▶ **A block of data**
----------
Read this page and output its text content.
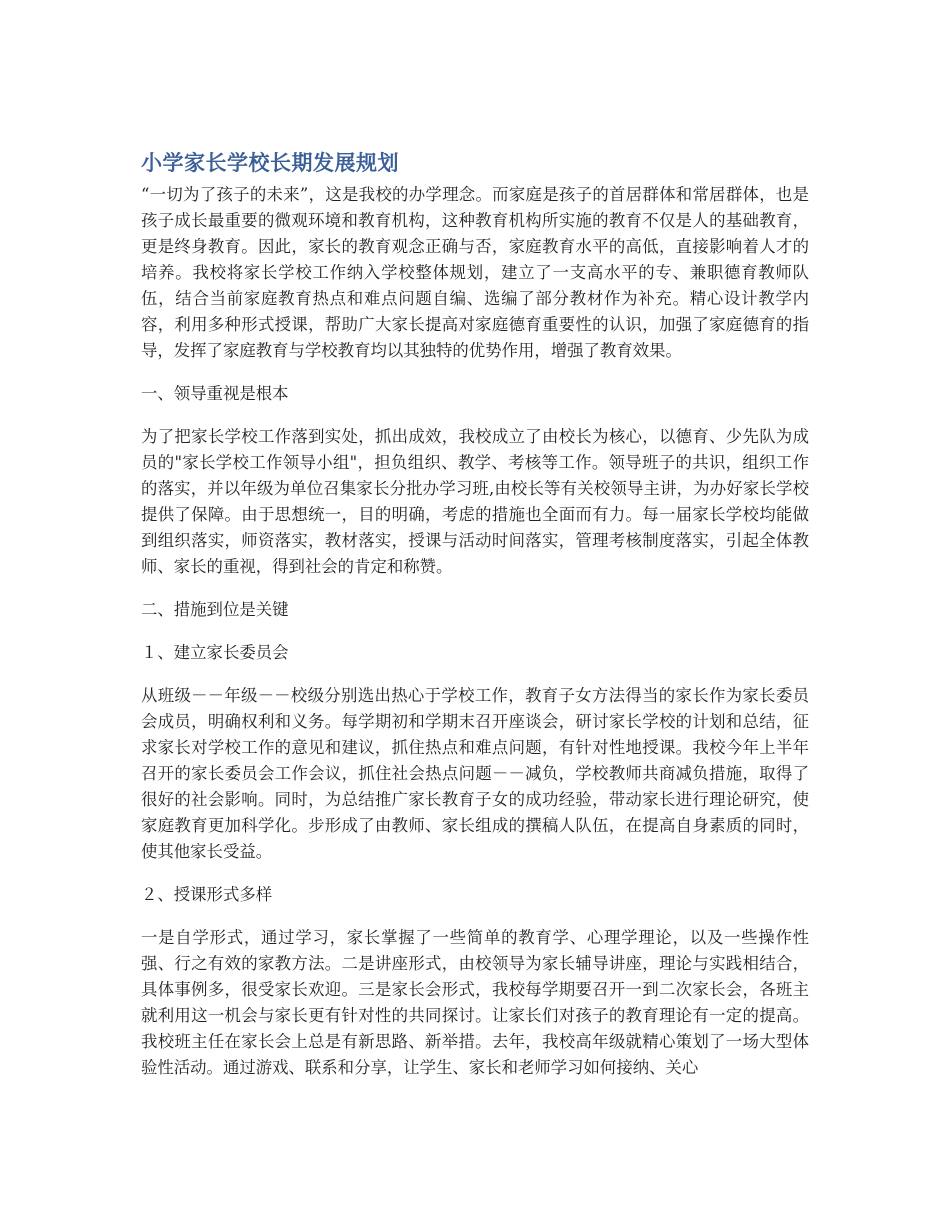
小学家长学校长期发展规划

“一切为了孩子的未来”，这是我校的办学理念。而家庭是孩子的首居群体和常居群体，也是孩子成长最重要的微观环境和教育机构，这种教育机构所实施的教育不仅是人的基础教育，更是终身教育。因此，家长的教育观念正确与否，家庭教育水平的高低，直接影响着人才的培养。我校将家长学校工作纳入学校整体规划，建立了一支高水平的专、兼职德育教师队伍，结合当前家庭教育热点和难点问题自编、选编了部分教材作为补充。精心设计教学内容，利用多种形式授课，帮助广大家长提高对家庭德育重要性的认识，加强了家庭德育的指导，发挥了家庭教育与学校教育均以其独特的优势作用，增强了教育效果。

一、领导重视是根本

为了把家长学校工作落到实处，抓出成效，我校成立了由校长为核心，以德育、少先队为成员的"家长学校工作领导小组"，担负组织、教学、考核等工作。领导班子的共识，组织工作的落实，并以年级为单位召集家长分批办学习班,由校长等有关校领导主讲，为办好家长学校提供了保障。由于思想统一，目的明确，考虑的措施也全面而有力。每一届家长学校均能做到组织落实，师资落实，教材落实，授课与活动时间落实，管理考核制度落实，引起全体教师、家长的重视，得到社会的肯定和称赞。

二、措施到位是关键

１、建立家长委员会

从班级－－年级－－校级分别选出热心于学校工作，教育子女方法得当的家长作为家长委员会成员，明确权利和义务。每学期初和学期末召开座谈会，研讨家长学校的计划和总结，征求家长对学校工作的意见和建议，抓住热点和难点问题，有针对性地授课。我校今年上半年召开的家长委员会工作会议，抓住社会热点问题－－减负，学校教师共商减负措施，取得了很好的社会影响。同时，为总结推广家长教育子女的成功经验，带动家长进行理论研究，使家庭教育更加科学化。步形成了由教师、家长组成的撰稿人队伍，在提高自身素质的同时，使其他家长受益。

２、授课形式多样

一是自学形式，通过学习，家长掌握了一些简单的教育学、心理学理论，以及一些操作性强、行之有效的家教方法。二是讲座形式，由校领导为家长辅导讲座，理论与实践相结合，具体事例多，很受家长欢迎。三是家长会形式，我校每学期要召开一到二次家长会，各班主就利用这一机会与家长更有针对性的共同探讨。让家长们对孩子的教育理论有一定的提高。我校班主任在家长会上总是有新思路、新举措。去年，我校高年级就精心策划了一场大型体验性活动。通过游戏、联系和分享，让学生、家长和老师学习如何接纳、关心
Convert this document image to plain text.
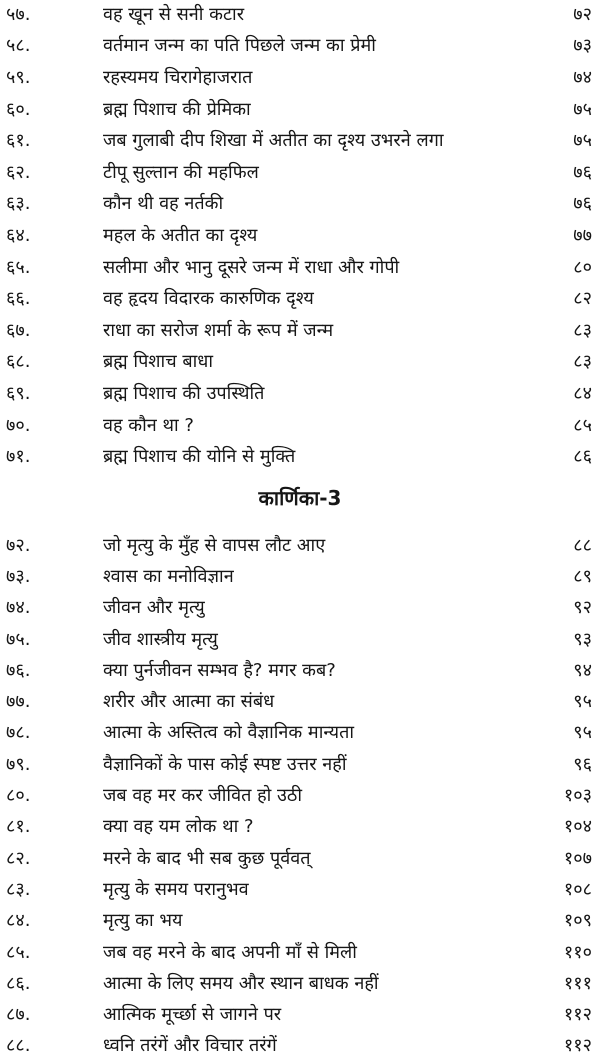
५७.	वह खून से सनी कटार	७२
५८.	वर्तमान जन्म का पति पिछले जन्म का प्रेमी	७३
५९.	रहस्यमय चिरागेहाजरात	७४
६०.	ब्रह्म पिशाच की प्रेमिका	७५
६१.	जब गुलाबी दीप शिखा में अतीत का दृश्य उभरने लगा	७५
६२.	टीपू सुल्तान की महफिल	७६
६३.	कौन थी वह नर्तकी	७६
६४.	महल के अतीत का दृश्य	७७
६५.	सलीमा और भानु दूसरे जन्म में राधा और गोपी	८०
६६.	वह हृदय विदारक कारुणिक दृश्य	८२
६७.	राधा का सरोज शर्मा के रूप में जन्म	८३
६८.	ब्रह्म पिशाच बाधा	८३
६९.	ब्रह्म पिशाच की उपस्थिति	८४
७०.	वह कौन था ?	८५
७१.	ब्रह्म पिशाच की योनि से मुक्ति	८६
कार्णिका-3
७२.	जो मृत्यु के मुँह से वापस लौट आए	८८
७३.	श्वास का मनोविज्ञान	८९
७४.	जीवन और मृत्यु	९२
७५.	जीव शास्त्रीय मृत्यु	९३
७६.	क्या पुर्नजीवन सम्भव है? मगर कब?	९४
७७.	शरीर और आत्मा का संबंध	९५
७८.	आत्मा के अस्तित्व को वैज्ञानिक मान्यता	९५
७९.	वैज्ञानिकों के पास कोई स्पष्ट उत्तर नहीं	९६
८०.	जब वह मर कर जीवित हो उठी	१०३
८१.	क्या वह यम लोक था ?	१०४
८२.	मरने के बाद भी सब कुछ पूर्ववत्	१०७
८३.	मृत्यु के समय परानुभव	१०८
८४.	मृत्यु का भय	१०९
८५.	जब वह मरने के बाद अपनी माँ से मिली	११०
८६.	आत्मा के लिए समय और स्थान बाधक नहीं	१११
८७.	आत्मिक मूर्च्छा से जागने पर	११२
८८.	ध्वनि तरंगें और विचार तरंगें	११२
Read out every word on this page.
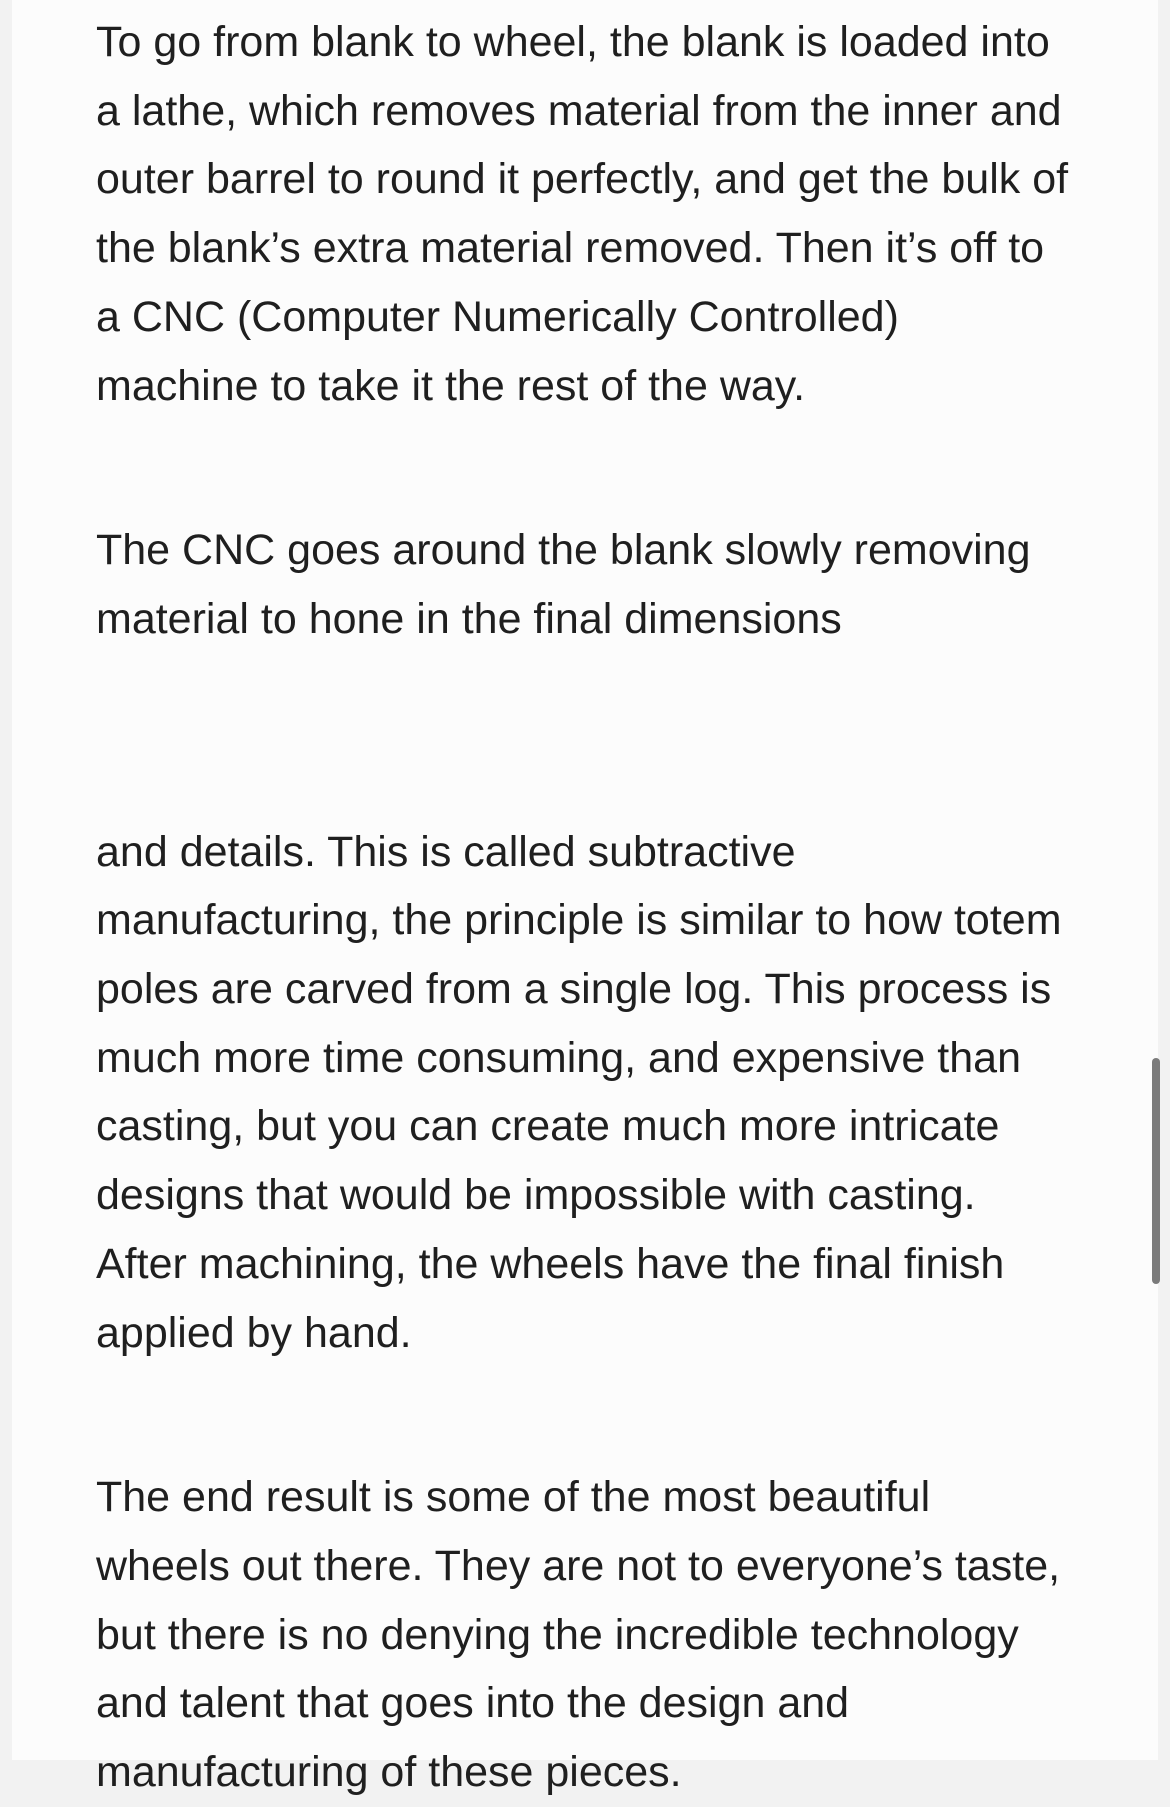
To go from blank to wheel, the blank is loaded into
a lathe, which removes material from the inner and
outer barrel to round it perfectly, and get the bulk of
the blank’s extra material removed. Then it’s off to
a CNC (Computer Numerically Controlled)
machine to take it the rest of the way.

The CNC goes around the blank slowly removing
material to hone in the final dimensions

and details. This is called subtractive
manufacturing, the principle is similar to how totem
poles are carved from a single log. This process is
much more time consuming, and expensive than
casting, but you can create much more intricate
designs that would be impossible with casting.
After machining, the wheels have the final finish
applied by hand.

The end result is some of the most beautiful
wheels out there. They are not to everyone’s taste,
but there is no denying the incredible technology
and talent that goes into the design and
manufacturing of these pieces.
----------
▶ **Requirement**
In the entries above, identify every line with the word "goes". Copy those lines.

▶ **The output**
The CNC goes around the blank slowly removing
and talent that goes into the design and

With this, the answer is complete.